What is asked –
Write out, exactly as they appear, only the lines running from the line with "Decode this image" to the final line of the listing; include both.

━━━━━ Rows

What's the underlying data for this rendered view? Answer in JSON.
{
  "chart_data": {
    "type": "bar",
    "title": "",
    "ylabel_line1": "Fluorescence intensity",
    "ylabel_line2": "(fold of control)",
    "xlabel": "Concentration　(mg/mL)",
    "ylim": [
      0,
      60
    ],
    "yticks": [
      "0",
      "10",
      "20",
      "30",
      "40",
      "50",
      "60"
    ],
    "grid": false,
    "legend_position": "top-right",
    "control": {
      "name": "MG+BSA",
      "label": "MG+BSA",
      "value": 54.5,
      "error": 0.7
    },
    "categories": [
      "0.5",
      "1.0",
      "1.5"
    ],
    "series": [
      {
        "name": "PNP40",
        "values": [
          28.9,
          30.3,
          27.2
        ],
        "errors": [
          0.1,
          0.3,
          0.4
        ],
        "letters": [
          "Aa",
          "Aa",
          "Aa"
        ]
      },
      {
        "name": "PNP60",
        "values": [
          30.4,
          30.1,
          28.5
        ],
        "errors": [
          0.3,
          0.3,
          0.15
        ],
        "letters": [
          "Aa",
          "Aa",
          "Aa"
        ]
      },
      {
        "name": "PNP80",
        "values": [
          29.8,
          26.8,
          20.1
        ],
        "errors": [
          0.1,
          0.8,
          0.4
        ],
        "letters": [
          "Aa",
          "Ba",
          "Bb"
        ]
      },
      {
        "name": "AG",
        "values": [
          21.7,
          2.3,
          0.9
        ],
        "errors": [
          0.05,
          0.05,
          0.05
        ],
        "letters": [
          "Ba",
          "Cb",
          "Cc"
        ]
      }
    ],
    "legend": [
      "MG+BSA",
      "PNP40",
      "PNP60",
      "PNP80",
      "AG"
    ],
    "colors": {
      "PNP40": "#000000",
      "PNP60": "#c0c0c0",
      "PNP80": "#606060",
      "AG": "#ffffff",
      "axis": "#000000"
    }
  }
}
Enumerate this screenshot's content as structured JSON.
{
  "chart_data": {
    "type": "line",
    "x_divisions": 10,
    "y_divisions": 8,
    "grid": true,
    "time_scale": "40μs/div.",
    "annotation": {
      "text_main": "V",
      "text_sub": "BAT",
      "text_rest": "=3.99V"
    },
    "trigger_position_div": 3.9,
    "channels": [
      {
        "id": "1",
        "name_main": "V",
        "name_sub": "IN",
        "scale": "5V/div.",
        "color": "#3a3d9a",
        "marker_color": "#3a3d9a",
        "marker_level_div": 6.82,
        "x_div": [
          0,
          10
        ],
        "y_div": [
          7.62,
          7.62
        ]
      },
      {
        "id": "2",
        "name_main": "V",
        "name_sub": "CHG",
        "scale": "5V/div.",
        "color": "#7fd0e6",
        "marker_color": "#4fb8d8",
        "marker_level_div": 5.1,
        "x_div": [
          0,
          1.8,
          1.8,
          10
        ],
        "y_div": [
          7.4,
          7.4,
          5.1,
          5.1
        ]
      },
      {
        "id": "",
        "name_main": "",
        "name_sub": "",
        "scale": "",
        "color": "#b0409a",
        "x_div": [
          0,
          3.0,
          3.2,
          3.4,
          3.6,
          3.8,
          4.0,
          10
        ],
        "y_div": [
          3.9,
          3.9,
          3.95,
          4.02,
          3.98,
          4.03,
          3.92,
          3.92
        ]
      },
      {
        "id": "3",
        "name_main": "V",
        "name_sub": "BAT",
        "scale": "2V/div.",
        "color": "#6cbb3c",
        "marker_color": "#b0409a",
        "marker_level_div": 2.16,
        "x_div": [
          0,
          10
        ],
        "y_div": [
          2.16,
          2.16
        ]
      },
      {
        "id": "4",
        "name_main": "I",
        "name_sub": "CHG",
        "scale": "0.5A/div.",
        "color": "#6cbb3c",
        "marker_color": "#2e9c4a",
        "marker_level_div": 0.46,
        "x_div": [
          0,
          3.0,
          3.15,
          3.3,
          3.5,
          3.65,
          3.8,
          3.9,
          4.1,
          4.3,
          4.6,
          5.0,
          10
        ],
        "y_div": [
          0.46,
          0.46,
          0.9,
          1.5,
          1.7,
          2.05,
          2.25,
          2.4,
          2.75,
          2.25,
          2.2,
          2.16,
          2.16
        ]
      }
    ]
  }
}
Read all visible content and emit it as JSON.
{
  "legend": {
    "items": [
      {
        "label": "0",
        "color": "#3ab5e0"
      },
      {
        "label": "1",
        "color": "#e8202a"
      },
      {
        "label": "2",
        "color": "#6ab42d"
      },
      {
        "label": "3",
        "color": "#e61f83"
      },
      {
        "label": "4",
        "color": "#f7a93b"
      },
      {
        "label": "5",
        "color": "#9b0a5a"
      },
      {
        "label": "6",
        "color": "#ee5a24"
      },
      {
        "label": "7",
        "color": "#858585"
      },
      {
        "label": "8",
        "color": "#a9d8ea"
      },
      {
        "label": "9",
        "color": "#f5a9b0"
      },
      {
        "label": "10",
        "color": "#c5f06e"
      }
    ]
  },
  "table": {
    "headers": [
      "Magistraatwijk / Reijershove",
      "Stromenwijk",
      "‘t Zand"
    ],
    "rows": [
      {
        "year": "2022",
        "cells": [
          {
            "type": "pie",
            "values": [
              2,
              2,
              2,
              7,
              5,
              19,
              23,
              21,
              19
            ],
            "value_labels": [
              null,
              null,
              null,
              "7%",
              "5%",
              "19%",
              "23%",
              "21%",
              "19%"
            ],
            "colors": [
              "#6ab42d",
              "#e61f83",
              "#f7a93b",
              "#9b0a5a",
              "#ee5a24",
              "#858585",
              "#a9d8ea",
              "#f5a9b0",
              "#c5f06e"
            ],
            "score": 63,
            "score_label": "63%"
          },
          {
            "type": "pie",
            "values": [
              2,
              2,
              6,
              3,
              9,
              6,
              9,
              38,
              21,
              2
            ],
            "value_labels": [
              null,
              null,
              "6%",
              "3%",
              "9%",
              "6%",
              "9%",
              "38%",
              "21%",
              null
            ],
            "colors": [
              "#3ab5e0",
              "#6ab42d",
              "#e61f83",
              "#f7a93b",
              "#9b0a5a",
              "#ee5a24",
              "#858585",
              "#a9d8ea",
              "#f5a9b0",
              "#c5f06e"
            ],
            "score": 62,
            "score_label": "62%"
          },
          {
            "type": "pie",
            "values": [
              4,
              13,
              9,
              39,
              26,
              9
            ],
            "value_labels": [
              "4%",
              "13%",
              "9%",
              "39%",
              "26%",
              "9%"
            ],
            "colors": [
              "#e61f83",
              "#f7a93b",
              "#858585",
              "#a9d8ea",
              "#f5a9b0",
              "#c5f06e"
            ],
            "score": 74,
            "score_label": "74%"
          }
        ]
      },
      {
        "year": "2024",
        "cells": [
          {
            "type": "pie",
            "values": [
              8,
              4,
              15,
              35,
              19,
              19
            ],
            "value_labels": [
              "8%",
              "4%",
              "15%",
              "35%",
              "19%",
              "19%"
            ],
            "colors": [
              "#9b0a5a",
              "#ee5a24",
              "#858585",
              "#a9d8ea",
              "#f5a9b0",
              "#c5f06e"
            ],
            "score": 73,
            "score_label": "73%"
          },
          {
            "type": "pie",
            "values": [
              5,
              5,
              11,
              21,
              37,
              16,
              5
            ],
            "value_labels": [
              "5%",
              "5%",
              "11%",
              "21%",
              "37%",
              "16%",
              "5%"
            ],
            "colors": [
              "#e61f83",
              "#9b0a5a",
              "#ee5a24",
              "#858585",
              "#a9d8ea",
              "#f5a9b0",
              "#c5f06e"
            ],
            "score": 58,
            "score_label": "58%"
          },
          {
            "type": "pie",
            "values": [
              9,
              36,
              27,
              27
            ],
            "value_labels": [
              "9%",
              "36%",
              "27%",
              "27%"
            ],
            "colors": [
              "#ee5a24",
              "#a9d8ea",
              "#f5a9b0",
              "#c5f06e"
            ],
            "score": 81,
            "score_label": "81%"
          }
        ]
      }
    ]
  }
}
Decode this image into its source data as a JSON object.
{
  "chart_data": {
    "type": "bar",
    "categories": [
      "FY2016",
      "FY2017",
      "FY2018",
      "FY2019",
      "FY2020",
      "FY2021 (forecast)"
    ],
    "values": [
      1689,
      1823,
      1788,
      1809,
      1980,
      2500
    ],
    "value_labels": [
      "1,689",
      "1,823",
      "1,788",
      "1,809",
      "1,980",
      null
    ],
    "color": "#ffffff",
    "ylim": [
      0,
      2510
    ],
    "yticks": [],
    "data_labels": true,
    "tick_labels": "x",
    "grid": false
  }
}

━━━━━━━━━━

Answer in full –
Decode this image into its source data as a JSON object.
{
  "chart_data": {
    "type": "bar",
    "categories": [
      "FY2016",
      "FY2017",
      "FY2018",
      "FY2019",
      "FY2020",
      "FY2021 (forecast)"
    ],
    "values": [
      1689,
      1823,
      1788,
      1809,
      1980,
      2500
    ],
    "value_labels": [
      "1,689",
      "1,823",
      "1,788",
      "1,809",
      "1,980",
      null
    ],
    "color": "#ffffff",
    "ylim": [
      0,
      2510
    ],
    "yticks": [],
    "data_labels": true,
    "tick_labels": "x",
    "grid": false
  }
}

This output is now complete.